WORK REQUIRED
Check every line below for the word "interconnected" and show those that hold it.

Records excerpted from a collection
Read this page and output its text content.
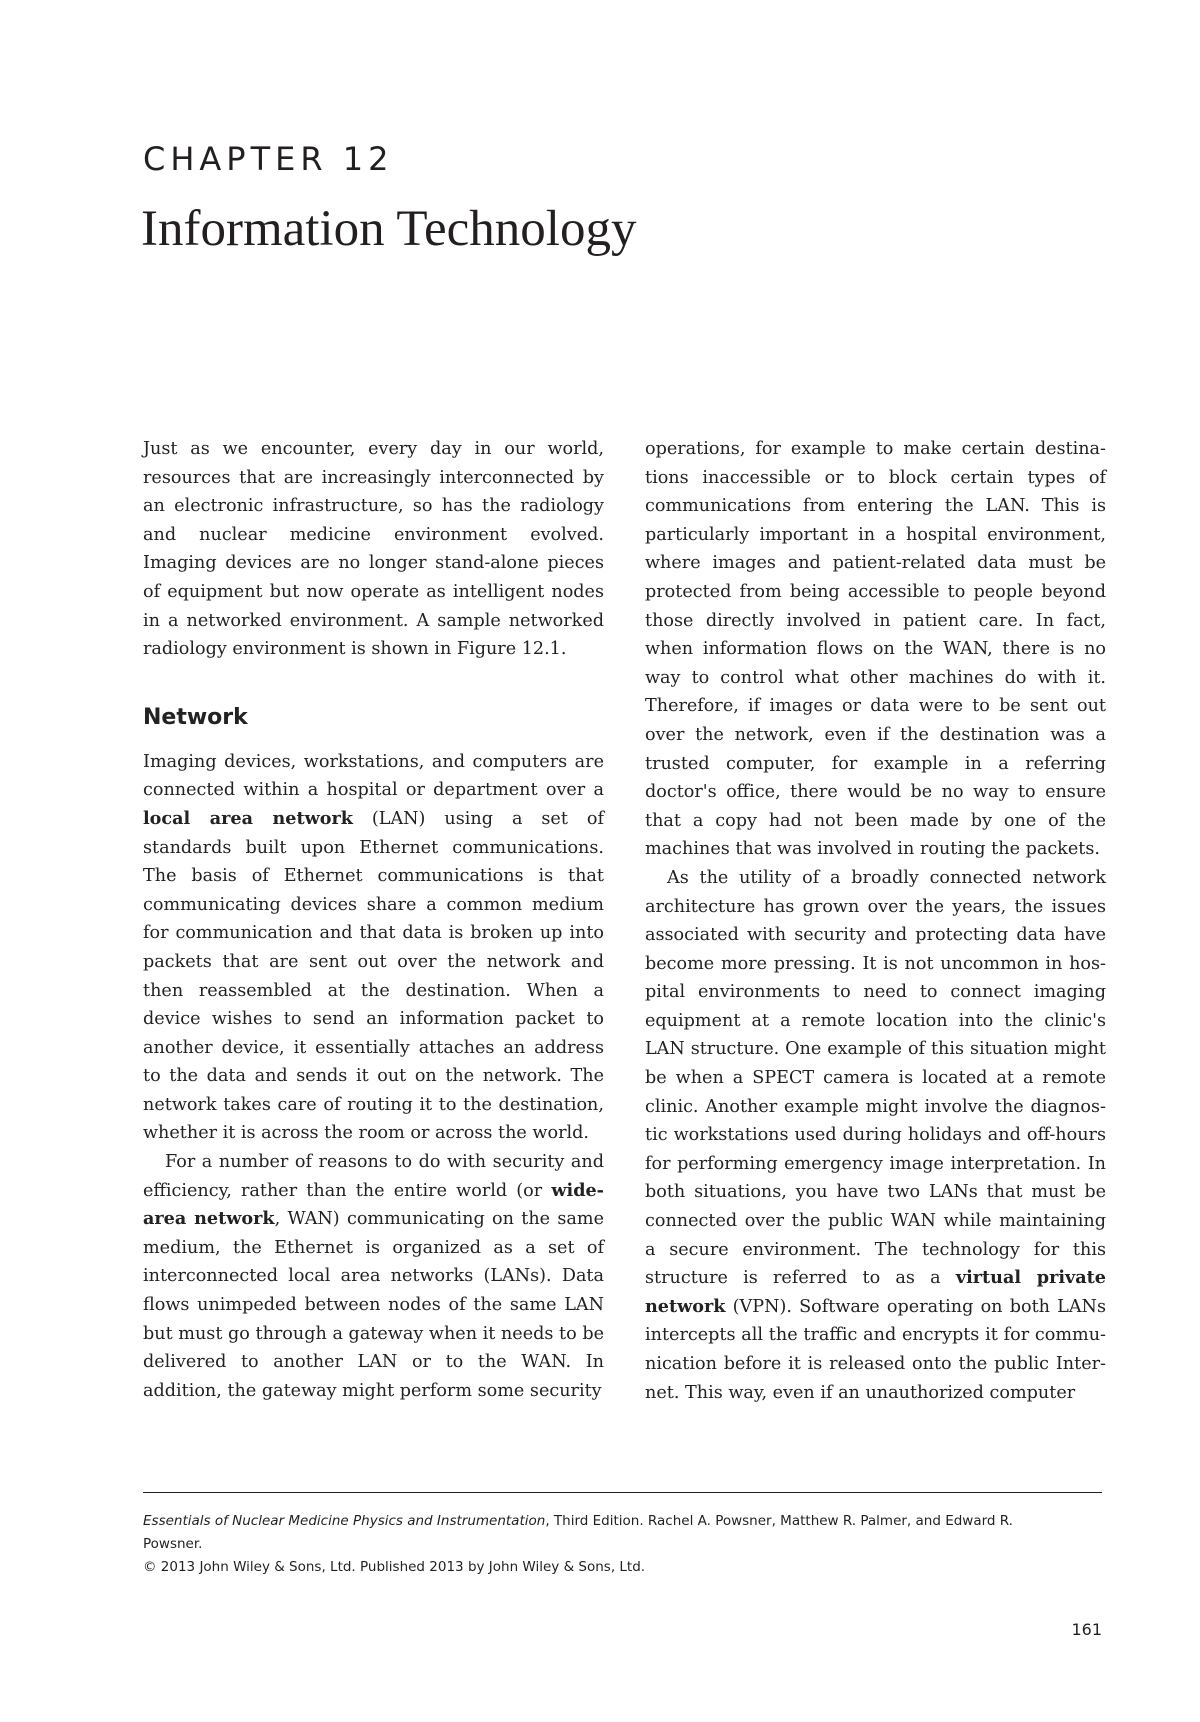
CHAPTER 12
Information Technology

Just as we encounter, every day in our world, resources that are increasingly interconnected by an electronic infrastructure, so has the radiology and nuclear medicine environment evolved. Imaging devices are no longer stand-alone pieces of equipment but now operate as intelligent nodes in a networked environment. A sample networked radiology environment is shown in Figure 12.1.

Network

Imaging devices, workstations, and computers are connected within a hospital or department over a local area network (LAN) using a set of standards built upon Ethernet communications. The basis of Ethernet communications is that communicating devices share a common medium for communication and that data is broken up into packets that are sent out over the network and then reassembled at the destination. When a device wishes to send an information packet to another device, it essentially attaches an address to the data and sends it out on the network. The network takes care of routing it to the destination, whether it is across the room or across the world.

For a number of reasons to do with security and efficiency, rather than the entire world (or wide-area network, WAN) communicating on the same medium, the Ethernet is organized as a set of interconnected local area networks (LANs). Data flows unimpeded between nodes of the same LAN but must go through a gateway when it needs to be delivered to another LAN or to the WAN. In addition, the gateway might perform some security

operations, for example to make certain destinations inaccessible or to block certain types of communications from entering the LAN. This is particularly important in a hospital environment, where images and patient-related data must be protected from being accessible to people beyond those directly involved in patient care. In fact, when information flows on the WAN, there is no way to control what other machines do with it. Therefore, if images or data were to be sent out over the network, even if the destination was a trusted computer, for example in a referring doctor's office, there would be no way to ensure that a copy had not been made by one of the machines that was involved in routing the packets.

As the utility of a broadly connected network architecture has grown over the years, the issues associated with security and protecting data have become more pressing. It is not uncommon in hospital environments to need to connect imaging equipment at a remote location into the clinic's LAN structure. One example of this situation might be when a SPECT camera is located at a remote clinic. Another example might involve the diagnostic workstations used during holidays and off-hours for performing emergency image interpretation. In both situations, you have two LANs that must be connected over the public WAN while maintaining a secure environment. The technology for this structure is referred to as a virtual private network (VPN). Software operating on both LANs intercepts all the traffic and encrypts it for communication before it is released onto the public Internet. This way, even if an unauthorized computer

Essentials of Nuclear Medicine Physics and Instrumentation, Third Edition. Rachel A. Powsner, Matthew R. Palmer, and Edward R. Powsner.

© 2013 John Wiley & Sons, Ltd. Published 2013 by John Wiley & Sons, Ltd.

161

SOLUTION FOR THIS EXERCISE
Just as we encounter, every day in our world, resources that are increasingly interconnected by an electronic infrastructure, so has the radiology and nuclear medicine environment evolved. Imaging devices are no longer stand-alone pieces of equipment but now operate as intelligent nodes in a networked environment. A sample networked radiology environment is shown in Figure 12.1.
For a number of reasons to do with security and efficiency, rather than the entire world (or wide-area network, WAN) communicating on the same medium, the Ethernet is organized as a set of interconnected local area networks (LANs). Data flows unimpeded between nodes of the same LAN but must go through a gateway when it needs to be delivered to another LAN or to the WAN. In addition, the gateway might perform some security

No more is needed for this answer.